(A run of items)

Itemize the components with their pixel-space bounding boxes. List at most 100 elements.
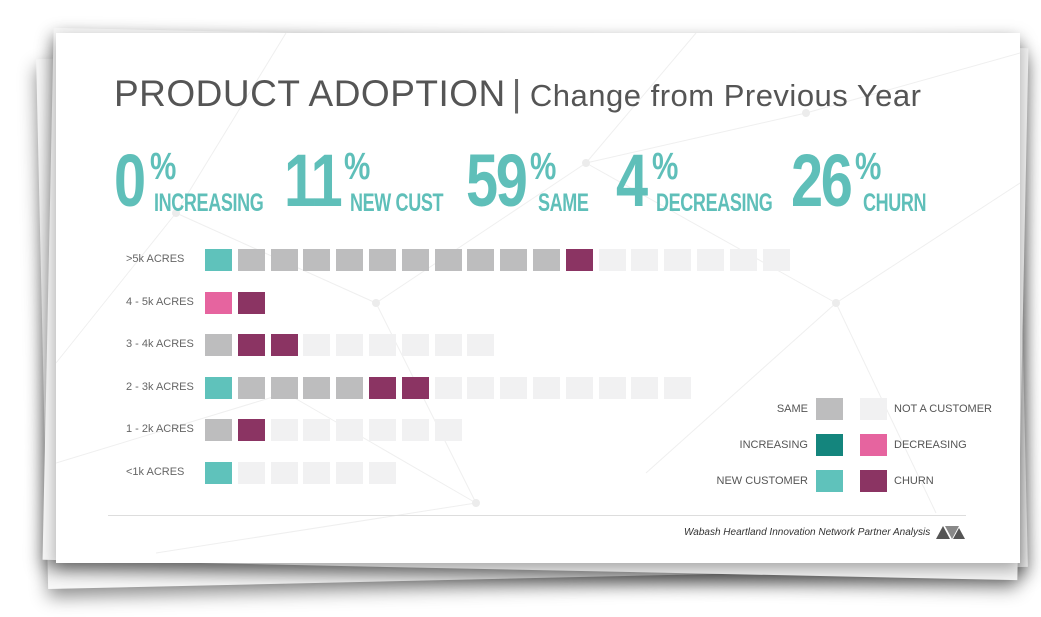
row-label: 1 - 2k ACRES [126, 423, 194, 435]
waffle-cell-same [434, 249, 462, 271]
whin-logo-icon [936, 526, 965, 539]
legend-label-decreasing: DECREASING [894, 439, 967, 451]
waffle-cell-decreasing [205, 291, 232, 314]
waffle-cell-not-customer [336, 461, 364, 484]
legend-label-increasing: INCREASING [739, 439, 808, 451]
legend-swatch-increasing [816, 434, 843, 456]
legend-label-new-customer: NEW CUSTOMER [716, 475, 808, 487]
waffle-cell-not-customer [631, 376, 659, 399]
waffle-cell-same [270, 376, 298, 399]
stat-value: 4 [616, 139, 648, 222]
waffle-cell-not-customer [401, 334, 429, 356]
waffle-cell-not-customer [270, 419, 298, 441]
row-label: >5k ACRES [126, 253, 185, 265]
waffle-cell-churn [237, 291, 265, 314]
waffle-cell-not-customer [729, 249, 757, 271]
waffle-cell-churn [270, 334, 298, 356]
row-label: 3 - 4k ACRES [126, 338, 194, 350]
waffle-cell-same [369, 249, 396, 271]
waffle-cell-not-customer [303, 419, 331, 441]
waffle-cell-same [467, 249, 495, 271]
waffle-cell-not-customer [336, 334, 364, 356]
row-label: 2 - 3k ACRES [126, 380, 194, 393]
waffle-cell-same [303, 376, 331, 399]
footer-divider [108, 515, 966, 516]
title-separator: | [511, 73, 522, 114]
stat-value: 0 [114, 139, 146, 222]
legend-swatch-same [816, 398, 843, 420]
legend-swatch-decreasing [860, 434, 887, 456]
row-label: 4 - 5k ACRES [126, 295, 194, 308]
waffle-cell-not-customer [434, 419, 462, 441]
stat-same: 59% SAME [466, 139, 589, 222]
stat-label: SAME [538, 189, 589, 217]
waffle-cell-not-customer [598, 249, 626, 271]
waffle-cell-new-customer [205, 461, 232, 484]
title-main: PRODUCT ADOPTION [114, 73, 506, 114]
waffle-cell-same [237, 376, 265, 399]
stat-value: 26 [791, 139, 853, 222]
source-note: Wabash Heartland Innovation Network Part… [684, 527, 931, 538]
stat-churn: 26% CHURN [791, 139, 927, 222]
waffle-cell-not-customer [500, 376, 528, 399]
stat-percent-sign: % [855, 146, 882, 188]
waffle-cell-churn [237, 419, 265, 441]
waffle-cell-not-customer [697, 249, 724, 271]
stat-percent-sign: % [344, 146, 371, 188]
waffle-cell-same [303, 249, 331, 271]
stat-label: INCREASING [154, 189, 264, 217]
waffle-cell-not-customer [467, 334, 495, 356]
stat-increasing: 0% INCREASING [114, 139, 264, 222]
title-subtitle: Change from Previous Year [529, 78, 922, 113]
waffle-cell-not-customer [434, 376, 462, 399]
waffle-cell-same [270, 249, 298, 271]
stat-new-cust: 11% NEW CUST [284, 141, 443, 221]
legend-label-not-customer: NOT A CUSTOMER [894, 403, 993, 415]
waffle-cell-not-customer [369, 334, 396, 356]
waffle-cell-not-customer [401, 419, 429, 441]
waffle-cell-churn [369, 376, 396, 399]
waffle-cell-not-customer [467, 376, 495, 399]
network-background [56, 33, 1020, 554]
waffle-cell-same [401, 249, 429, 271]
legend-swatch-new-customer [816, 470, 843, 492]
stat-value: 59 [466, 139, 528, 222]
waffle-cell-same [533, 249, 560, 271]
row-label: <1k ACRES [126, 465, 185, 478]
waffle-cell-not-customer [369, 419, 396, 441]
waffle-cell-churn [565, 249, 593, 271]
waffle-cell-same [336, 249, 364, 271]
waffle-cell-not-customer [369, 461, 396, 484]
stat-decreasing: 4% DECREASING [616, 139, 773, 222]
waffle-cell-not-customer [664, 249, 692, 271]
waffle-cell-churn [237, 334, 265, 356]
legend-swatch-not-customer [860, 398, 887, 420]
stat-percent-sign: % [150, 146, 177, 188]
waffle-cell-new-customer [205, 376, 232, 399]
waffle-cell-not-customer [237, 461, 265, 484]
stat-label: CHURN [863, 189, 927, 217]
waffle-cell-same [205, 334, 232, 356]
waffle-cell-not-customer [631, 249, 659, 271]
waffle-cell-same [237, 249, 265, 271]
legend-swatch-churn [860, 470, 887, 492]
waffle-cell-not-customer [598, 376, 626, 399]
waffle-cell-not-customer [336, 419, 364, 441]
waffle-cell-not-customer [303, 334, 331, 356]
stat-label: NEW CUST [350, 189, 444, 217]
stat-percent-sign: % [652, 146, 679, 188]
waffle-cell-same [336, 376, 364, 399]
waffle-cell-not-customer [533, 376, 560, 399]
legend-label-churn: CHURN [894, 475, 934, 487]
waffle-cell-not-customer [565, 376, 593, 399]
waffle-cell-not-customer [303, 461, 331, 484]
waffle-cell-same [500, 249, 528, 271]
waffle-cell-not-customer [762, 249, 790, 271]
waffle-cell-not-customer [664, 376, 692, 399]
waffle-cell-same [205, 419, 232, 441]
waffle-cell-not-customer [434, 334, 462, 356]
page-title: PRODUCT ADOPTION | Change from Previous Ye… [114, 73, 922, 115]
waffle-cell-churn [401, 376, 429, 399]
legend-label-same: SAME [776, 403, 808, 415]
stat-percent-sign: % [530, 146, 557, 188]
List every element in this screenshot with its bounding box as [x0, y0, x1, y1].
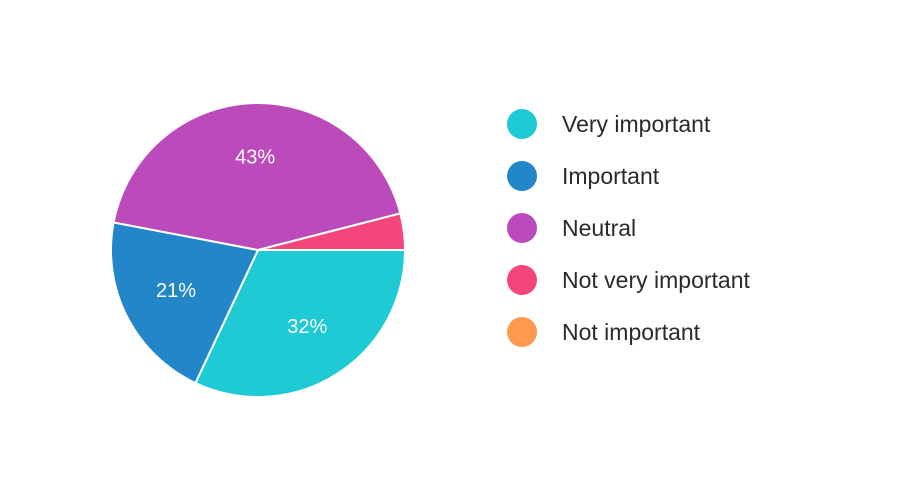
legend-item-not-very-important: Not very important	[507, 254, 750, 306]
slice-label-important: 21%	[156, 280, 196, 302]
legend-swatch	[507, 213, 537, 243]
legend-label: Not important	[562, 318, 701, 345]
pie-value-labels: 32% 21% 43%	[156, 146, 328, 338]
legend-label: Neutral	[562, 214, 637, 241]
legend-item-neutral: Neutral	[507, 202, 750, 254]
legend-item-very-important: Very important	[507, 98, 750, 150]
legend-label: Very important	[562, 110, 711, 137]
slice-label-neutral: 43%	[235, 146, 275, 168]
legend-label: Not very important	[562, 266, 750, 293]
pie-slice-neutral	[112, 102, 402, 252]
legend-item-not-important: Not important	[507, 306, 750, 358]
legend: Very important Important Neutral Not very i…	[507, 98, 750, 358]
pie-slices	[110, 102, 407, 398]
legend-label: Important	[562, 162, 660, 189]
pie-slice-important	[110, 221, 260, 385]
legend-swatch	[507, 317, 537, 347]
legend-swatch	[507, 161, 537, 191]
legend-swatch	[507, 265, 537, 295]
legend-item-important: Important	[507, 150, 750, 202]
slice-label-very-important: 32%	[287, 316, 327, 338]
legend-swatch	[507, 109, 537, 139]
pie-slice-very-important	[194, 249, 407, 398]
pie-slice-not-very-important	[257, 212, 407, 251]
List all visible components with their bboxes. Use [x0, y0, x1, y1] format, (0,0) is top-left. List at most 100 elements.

...

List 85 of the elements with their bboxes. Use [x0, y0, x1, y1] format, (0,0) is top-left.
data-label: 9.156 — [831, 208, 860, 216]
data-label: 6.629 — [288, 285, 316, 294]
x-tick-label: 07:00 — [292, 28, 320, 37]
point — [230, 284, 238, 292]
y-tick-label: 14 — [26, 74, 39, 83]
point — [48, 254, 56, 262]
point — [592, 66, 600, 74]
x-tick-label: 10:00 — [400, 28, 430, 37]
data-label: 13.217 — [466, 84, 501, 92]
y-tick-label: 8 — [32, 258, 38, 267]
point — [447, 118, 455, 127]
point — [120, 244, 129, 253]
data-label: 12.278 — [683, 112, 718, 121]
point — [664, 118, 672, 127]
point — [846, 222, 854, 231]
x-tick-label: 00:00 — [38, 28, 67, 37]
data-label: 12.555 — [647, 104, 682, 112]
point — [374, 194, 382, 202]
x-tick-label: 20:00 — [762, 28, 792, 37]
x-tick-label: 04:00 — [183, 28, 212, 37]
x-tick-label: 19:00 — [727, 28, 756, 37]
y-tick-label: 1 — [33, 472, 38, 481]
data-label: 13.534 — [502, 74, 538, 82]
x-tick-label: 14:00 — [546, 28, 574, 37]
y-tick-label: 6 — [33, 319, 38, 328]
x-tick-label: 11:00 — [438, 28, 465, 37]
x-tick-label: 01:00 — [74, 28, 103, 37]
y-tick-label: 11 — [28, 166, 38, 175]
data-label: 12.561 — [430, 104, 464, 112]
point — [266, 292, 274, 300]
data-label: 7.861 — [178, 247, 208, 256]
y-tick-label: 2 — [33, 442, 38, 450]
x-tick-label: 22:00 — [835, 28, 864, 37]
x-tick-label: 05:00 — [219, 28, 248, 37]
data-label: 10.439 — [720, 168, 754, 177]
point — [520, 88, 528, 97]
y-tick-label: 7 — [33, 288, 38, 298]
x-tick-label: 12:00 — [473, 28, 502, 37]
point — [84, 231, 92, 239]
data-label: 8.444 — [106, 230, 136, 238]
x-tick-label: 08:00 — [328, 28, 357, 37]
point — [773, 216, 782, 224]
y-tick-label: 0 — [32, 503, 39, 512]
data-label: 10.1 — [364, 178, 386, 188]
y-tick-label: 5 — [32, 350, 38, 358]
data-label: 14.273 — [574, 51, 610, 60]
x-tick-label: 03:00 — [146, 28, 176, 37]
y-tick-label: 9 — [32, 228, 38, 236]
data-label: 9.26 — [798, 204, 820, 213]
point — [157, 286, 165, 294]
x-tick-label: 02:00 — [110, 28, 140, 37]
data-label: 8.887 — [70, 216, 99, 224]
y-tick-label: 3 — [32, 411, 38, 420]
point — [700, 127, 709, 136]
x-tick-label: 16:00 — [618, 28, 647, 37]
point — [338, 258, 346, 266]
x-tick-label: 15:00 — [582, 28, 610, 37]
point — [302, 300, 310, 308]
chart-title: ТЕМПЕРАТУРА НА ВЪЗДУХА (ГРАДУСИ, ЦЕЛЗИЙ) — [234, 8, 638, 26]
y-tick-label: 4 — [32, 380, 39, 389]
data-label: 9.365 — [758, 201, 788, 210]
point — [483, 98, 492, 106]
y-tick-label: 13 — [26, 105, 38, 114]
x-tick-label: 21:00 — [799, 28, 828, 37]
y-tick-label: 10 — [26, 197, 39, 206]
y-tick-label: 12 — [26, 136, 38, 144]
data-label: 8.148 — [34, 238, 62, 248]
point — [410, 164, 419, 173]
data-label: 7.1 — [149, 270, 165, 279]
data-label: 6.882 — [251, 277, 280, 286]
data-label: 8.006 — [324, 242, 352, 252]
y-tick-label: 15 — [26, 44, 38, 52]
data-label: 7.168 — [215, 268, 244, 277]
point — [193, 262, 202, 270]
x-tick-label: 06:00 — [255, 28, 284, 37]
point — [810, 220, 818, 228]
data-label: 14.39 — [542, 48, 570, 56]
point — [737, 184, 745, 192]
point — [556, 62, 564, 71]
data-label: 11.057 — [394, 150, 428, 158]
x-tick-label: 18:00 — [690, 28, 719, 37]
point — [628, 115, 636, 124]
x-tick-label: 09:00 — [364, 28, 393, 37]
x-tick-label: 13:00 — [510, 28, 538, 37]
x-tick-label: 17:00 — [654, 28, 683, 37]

# [PROBLEM DESCRIPTION]
Return every line from the items above that contains the string "most".

# [THE REPLY]
Itemize the components with their pixel-space bounding boxes. List at most 100 elements.
List all visible components with their bboxes. Use [x0, y0, x1, y1] format, (0,0) is top-left. List at most 100 elements.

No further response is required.